**Task directions**
Gather all lines with the word "duration" in them.

===== Task input

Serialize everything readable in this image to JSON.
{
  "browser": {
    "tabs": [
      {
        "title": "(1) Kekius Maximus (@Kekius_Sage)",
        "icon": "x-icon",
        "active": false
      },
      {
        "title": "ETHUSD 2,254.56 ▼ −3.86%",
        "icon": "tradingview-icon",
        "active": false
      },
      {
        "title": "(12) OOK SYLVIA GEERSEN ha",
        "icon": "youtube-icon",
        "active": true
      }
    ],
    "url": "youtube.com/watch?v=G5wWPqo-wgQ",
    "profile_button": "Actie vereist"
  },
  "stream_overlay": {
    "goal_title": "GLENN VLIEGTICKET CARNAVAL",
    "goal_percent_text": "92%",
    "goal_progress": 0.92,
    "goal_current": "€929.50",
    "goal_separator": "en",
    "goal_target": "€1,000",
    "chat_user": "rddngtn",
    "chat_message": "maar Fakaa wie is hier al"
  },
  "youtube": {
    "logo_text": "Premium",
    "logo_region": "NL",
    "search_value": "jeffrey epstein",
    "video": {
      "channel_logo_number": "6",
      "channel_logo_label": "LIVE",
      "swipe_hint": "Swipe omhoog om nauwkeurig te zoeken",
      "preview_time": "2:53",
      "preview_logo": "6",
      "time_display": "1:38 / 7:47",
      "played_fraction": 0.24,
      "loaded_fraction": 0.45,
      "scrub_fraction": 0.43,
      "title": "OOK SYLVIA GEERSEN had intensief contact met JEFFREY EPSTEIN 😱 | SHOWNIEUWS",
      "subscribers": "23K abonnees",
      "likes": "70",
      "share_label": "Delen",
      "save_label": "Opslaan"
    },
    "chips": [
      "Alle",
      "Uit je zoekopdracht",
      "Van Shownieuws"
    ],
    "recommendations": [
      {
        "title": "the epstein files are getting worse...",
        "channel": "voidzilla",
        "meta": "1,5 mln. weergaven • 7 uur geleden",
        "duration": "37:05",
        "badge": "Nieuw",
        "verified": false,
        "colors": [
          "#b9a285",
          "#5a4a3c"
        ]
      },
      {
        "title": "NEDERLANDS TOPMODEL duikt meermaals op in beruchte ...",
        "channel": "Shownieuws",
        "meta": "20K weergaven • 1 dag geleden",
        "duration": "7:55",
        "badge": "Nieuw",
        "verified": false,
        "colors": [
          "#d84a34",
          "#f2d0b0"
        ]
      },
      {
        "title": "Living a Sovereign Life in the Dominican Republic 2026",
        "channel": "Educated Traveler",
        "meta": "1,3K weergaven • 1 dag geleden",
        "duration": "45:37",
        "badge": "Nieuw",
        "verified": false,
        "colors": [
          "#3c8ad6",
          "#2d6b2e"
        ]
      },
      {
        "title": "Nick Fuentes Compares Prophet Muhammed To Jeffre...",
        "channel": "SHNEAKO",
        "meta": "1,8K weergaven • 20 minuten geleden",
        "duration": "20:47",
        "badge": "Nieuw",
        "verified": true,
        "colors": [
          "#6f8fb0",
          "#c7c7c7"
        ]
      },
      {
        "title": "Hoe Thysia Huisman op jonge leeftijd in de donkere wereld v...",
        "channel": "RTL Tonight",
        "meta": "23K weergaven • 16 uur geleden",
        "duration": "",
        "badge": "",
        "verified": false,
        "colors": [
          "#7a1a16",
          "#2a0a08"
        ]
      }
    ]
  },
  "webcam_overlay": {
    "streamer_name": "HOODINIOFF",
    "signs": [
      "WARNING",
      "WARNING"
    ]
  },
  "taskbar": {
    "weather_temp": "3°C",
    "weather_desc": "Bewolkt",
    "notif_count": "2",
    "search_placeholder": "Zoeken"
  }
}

==========

**Answer to the problem**
        "duration": "37:05",
        "duration": "7:55",
        "duration": "45:37",
        "duration": "20:47",
        "duration": "",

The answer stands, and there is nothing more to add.